Dataset excerpts:
━━━━━━━━━━━━━━━━━━━━

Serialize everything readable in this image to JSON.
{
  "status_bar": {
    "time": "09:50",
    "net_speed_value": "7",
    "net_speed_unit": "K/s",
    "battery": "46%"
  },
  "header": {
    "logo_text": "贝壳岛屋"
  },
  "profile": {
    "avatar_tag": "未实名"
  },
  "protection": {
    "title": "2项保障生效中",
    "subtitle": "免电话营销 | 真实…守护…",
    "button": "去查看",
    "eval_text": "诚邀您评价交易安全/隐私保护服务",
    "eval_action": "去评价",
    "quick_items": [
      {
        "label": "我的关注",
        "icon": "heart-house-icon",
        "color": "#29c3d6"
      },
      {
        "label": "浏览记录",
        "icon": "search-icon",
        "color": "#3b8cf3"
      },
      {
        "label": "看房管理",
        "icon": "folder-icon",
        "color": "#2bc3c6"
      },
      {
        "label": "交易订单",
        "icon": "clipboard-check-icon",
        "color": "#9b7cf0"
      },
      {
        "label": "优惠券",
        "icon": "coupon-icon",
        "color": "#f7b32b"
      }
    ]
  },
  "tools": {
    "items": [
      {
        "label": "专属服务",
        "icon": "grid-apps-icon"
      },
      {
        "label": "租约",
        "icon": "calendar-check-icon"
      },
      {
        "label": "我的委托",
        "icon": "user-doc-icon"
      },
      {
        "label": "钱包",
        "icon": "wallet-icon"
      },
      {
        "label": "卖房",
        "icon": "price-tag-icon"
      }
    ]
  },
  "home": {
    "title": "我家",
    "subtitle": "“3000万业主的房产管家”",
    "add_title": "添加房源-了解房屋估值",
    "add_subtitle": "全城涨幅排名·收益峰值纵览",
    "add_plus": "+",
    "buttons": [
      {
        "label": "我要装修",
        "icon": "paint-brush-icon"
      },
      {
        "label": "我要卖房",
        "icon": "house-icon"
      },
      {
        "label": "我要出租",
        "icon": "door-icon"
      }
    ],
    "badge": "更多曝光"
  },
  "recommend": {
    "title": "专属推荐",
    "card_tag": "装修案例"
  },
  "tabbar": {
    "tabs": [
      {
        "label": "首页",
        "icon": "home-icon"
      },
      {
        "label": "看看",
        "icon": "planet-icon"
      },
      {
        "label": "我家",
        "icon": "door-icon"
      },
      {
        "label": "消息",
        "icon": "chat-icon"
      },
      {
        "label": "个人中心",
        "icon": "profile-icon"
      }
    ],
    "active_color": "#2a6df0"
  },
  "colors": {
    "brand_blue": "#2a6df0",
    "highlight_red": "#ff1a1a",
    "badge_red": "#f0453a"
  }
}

━━━━━━━━━━━━━━━━━━━━

WRITTEN INSTRUCTION
Exactly reproduce every line found in the records.

FULL OUTPUT
Serialize everything readable in this image to JSON.
{
  "status_bar": {
    "time": "09:50",
    "net_speed_value": "7",
    "net_speed_unit": "K/s",
    "battery": "46%"
  },
  "header": {
    "logo_text": "贝壳岛屋"
  },
  "profile": {
    "avatar_tag": "未实名"
  },
  "protection": {
    "title": "2项保障生效中",
    "subtitle": "免电话营销 | 真实…守护…",
    "button": "去查看",
    "eval_text": "诚邀您评价交易安全/隐私保护服务",
    "eval_action": "去评价",
    "quick_items": [
      {
        "label": "我的关注",
        "icon": "heart-house-icon",
        "color": "#29c3d6"
      },
      {
        "label": "浏览记录",
        "icon": "search-icon",
        "color": "#3b8cf3"
      },
      {
        "label": "看房管理",
        "icon": "folder-icon",
        "color": "#2bc3c6"
      },
      {
        "label": "交易订单",
        "icon": "clipboard-check-icon",
        "color": "#9b7cf0"
      },
      {
        "label": "优惠券",
        "icon": "coupon-icon",
        "color": "#f7b32b"
      }
    ]
  },
  "tools": {
    "items": [
      {
        "label": "专属服务",
        "icon": "grid-apps-icon"
      },
      {
        "label": "租约",
        "icon": "calendar-check-icon"
      },
      {
        "label": "我的委托",
        "icon": "user-doc-icon"
      },
      {
        "label": "钱包",
        "icon": "wallet-icon"
      },
      {
        "label": "卖房",
        "icon": "price-tag-icon"
      }
    ]
  },
  "home": {
    "title": "我家",
    "subtitle": "“3000万业主的房产管家”",
    "add_title": "添加房源-了解房屋估值",
    "add_subtitle": "全城涨幅排名·收益峰值纵览",
    "add_plus": "+",
    "buttons": [
      {
        "label": "我要装修",
        "icon": "paint-brush-icon"
      },
      {
        "label": "我要卖房",
        "icon": "house-icon"
      },
      {
        "label": "我要出租",
        "icon": "door-icon"
      }
    ],
    "badge": "更多曝光"
  },
  "recommend": {
    "title": "专属推荐",
    "card_tag": "装修案例"
  },
  "tabbar": {
    "tabs": [
      {
        "label": "首页",
        "icon": "home-icon"
      },
      {
        "label": "看看",
        "icon": "planet-icon"
      },
      {
        "label": "我家",
        "icon": "door-icon"
      },
      {
        "label": "消息",
        "icon": "chat-icon"
      },
      {
        "label": "个人中心",
        "icon": "profile-icon"
      }
    ],
    "active_color": "#2a6df0"
  },
  "colors": {
    "brand_blue": "#2a6df0",
    "highlight_red": "#ff1a1a",
    "badge_red": "#f0453a"
  }
}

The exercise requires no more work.